= PROBLEM DESCRIPTION =
Copy every line of the records below that holds the word "sleep".

Stored records
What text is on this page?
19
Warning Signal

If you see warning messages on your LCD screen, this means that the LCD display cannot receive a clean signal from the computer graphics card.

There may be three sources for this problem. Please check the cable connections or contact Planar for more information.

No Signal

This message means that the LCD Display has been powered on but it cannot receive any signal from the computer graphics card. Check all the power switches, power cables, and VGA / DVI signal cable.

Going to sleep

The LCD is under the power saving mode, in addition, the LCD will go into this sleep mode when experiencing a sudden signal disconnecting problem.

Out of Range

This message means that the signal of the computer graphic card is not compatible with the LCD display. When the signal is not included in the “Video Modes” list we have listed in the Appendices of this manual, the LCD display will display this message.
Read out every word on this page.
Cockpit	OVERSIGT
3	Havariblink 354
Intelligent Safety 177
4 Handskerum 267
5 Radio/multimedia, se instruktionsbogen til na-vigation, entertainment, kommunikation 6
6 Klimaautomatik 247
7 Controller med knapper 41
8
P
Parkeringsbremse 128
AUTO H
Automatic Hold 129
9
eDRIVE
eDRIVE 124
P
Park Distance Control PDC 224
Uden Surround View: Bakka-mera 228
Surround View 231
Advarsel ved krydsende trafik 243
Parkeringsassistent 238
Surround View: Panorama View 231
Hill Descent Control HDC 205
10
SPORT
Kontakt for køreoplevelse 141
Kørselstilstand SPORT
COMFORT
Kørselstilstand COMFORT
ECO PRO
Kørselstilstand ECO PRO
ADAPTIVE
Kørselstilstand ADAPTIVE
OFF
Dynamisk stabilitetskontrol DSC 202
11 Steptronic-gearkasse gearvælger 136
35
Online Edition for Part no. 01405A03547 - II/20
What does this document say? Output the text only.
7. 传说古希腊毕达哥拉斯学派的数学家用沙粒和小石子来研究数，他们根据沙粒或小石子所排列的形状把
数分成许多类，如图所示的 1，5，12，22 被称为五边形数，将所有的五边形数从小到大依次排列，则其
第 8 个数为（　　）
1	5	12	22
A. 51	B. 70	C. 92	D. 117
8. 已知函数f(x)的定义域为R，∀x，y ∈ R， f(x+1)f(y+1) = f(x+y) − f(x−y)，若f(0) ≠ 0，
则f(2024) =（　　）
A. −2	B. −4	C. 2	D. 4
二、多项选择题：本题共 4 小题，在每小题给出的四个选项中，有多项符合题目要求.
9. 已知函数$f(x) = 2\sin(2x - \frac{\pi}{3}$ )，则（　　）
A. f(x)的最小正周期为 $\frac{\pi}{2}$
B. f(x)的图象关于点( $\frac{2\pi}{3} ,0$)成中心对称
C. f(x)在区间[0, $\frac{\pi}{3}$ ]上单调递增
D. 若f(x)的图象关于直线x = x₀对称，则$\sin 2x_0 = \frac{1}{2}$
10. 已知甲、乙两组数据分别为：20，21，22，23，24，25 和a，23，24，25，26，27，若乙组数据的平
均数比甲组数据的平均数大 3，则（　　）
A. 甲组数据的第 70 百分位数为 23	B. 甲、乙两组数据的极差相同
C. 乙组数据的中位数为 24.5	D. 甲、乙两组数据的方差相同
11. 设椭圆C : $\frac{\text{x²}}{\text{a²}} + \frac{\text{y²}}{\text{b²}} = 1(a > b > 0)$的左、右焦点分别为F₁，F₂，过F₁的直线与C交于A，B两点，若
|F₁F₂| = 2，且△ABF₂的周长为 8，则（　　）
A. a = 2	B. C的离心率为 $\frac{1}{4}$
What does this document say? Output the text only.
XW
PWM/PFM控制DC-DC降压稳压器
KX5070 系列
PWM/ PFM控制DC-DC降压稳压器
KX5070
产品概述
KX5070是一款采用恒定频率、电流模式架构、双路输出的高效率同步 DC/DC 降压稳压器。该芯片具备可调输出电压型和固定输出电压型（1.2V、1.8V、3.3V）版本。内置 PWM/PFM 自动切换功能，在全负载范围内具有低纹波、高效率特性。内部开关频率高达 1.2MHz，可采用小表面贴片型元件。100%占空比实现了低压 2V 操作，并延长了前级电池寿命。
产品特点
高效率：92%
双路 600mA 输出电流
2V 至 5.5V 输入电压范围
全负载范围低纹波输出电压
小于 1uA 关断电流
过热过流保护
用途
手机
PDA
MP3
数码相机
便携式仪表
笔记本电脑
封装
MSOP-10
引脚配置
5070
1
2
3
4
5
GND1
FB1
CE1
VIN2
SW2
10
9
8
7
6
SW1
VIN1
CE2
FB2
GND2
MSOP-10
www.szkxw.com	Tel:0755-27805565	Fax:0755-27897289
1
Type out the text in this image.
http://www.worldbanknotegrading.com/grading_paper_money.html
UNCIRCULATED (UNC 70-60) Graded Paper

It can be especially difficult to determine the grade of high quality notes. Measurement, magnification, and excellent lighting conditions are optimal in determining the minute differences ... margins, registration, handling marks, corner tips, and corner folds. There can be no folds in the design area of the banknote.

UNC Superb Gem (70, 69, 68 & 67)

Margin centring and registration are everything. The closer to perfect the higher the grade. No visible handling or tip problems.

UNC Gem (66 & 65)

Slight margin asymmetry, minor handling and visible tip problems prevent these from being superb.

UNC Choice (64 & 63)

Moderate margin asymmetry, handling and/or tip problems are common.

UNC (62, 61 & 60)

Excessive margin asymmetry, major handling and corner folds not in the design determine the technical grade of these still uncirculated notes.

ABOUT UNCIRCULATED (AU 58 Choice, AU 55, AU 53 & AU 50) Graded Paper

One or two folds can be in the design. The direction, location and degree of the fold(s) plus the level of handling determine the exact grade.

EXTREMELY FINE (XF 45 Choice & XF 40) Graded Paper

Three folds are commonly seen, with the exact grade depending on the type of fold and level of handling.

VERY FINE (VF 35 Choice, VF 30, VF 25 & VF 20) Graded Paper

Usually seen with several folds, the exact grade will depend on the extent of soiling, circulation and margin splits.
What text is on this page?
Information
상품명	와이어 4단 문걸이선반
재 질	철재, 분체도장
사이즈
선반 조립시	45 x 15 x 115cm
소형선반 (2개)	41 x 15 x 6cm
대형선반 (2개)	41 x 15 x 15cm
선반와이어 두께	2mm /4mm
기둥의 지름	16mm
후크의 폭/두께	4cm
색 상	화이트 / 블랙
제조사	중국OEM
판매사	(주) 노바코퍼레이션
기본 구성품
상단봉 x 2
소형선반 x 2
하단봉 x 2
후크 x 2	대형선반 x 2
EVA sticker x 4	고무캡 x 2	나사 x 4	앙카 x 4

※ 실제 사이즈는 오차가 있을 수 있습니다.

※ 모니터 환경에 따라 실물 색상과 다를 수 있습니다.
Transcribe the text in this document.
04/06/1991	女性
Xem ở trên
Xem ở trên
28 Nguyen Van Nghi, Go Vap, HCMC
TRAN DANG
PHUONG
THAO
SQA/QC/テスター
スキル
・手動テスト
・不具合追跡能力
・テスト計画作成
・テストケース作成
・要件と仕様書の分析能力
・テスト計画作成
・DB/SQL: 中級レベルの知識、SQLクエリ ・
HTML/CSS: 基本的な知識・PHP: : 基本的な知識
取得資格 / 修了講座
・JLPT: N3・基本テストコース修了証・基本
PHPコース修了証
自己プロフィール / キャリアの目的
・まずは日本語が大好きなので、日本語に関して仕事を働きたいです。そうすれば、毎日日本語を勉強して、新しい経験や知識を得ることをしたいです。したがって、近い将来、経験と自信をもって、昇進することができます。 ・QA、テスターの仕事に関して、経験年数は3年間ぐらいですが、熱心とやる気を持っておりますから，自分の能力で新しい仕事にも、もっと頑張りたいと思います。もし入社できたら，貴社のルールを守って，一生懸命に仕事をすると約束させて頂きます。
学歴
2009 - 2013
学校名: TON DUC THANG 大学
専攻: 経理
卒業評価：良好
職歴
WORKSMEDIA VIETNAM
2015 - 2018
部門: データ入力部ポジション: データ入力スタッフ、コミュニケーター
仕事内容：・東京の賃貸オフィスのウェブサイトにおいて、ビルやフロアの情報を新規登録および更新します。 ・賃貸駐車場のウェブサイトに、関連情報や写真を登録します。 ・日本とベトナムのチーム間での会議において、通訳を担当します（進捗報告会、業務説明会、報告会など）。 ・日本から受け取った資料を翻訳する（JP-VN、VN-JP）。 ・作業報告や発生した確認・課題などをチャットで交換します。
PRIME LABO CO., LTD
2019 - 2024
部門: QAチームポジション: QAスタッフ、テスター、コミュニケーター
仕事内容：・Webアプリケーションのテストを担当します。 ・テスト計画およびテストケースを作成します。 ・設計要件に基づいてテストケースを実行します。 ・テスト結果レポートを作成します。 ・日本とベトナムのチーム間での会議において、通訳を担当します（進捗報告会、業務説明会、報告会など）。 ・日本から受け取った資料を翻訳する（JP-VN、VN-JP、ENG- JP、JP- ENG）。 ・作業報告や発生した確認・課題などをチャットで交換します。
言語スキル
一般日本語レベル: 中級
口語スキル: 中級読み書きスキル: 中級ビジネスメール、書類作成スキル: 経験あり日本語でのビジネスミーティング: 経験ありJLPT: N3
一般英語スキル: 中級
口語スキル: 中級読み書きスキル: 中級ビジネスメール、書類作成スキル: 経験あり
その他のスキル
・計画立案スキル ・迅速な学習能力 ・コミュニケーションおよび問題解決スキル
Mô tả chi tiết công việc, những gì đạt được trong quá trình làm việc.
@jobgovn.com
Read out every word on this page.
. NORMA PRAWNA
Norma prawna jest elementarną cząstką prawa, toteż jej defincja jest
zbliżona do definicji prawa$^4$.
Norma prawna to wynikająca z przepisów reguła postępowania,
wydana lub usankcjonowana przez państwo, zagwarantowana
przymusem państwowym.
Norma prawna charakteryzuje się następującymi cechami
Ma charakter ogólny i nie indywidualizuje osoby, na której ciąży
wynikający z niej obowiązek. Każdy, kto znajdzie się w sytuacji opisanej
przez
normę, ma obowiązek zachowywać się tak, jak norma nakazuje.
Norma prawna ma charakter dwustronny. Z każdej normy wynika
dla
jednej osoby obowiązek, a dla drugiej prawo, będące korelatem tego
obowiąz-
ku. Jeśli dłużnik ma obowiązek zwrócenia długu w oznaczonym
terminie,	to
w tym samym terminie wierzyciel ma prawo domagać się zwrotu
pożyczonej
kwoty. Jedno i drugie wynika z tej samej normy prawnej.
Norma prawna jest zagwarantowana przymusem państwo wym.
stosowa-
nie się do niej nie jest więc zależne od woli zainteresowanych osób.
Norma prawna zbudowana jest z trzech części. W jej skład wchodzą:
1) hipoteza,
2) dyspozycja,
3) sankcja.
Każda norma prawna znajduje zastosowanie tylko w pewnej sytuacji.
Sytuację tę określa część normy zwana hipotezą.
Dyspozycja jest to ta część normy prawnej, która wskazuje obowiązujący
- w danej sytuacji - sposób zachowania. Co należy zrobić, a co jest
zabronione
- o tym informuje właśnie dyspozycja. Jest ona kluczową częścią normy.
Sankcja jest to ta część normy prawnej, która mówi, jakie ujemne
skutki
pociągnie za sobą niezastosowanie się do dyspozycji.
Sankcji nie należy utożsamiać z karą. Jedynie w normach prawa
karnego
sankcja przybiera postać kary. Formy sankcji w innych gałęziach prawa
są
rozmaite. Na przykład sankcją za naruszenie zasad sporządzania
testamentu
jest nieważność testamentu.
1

= PROBLEM SOLUTION =
Going to sleep
The LCD is under the power saving mode, in addition, the LCD will go into this sleep mode when experiencing a sudden signal disconnecting problem.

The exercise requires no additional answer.